◆ Work to complete ◆
Which lines of the material contain the string "price"? List every one of them, and treat uppercase and lowercase as different.

Element and coordinate records

<<<<

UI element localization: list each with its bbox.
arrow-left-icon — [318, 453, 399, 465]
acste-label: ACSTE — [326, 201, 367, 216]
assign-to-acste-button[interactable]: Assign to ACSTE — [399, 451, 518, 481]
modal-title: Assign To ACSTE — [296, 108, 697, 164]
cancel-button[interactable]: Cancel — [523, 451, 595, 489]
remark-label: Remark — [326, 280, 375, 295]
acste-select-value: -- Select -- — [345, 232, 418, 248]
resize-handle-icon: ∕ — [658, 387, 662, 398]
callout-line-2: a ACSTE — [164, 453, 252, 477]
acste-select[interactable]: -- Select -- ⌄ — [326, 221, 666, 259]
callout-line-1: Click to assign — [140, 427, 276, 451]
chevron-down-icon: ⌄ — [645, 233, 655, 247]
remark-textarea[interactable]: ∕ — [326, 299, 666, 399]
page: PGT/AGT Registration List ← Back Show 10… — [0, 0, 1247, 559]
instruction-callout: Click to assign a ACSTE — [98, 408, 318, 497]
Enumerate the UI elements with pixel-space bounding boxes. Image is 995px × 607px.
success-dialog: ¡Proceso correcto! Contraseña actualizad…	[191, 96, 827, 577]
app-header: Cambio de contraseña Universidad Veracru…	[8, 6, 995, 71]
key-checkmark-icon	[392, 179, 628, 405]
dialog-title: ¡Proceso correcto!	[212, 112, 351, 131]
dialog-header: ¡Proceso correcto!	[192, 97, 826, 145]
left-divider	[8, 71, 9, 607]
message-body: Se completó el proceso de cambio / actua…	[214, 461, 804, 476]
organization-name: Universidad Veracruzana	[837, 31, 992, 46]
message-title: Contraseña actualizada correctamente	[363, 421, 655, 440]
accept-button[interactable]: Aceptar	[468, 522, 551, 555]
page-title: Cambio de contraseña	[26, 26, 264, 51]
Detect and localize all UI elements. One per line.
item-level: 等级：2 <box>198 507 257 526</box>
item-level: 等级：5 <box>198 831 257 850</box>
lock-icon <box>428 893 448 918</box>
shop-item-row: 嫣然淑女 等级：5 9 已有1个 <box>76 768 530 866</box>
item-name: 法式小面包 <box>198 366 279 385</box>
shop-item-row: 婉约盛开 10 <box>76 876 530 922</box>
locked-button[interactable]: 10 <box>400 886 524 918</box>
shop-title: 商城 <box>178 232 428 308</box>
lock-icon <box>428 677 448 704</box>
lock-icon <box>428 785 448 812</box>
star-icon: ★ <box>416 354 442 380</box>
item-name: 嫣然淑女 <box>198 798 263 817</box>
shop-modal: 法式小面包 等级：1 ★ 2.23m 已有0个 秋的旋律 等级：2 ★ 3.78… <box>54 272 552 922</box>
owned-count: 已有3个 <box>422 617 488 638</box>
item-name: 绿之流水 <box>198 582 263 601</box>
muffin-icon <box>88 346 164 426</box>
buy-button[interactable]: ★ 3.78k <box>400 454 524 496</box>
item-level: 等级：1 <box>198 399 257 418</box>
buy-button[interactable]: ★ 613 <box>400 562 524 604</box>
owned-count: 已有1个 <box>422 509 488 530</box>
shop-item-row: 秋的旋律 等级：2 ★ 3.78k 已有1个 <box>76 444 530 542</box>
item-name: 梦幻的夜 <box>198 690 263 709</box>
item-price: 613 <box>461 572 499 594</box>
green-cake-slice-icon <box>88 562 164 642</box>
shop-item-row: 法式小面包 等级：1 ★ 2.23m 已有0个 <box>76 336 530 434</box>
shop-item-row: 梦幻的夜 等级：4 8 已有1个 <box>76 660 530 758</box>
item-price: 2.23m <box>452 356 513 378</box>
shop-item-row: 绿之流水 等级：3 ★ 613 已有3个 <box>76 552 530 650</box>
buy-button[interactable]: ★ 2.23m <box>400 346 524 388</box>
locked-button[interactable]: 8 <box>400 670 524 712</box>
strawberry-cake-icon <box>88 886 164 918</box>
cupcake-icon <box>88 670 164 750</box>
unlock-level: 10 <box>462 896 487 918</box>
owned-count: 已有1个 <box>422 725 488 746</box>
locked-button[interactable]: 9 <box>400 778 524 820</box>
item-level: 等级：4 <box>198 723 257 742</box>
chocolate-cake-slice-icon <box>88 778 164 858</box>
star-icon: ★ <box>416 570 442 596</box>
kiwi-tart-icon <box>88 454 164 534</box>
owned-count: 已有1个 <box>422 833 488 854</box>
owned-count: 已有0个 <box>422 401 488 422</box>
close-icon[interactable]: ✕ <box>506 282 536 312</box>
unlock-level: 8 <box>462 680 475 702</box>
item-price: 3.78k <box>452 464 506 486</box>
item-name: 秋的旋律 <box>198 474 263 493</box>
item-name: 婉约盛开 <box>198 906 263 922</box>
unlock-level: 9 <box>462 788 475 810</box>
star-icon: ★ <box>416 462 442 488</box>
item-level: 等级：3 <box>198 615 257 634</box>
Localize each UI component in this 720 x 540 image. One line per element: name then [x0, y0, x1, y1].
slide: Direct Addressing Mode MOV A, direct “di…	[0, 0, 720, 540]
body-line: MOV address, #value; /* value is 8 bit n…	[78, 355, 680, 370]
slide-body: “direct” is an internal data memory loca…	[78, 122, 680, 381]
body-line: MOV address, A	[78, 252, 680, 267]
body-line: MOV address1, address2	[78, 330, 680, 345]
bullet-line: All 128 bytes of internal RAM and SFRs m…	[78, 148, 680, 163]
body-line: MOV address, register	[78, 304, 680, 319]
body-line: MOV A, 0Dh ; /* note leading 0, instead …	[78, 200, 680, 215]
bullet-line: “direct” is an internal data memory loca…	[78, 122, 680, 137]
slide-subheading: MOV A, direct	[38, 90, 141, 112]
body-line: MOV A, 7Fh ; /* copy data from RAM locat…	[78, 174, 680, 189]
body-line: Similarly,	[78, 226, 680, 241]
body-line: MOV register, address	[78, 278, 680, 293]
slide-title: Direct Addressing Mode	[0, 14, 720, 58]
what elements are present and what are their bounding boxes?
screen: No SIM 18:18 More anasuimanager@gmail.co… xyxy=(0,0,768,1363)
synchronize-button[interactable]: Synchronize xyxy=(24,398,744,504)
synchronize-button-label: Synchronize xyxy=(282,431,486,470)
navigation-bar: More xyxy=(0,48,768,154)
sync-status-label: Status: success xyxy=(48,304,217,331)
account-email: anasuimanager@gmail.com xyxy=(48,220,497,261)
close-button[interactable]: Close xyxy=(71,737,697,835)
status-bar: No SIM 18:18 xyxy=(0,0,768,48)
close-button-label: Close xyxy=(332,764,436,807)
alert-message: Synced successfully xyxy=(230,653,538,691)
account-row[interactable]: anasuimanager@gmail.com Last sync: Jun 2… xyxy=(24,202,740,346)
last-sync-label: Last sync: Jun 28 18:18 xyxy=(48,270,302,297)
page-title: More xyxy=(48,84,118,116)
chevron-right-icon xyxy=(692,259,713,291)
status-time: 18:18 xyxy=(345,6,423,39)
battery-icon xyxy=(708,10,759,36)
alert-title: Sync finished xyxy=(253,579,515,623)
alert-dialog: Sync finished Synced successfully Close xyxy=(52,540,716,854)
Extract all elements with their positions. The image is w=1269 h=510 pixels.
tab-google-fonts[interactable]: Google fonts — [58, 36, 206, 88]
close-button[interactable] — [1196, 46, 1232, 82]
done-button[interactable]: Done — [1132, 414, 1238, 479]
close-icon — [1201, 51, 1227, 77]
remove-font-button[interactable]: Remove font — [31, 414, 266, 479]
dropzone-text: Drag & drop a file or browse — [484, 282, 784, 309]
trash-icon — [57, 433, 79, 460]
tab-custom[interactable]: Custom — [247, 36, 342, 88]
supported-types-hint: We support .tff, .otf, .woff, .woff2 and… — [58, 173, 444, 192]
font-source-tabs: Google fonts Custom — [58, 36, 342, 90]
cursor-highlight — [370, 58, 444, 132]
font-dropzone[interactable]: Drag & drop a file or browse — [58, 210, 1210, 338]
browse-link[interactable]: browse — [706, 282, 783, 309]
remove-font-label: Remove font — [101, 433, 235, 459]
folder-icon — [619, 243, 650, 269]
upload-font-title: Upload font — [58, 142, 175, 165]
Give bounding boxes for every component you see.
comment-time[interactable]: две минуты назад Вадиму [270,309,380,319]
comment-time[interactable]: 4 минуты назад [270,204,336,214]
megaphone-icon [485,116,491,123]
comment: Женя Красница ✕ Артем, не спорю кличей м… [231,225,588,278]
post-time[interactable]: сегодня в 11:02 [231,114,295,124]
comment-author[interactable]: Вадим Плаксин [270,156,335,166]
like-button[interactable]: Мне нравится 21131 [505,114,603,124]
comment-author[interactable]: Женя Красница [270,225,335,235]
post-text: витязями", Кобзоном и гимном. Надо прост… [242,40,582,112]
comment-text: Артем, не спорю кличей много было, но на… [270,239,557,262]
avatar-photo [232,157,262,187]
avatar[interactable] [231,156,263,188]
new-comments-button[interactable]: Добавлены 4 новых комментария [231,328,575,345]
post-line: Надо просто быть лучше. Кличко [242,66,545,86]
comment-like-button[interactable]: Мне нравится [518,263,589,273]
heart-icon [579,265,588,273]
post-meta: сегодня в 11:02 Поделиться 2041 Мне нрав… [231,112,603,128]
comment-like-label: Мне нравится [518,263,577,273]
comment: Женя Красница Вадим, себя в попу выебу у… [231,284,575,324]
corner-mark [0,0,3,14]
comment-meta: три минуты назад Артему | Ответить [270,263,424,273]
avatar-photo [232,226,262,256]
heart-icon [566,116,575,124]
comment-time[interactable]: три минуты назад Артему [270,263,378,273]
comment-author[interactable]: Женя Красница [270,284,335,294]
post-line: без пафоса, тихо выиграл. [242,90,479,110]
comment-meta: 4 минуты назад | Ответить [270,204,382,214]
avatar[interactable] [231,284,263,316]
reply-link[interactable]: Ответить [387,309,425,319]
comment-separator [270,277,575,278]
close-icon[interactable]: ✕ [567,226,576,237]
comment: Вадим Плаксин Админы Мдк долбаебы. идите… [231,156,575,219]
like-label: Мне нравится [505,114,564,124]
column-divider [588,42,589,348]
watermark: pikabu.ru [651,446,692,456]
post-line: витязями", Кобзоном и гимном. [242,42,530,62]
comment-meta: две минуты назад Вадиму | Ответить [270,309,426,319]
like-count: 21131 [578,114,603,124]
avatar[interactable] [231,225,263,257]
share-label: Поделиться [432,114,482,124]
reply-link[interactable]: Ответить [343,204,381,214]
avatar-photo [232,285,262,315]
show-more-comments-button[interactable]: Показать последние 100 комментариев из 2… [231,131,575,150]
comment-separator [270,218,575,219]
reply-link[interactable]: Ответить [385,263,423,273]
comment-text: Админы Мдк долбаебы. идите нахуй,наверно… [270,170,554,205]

>>>>

◆ Solution ◆
item-price: 613 <box>461 572 499 594</box>
item-price: 2.23m <box>452 356 513 378</box>
item-price: 3.78k <box>452 464 506 486</box>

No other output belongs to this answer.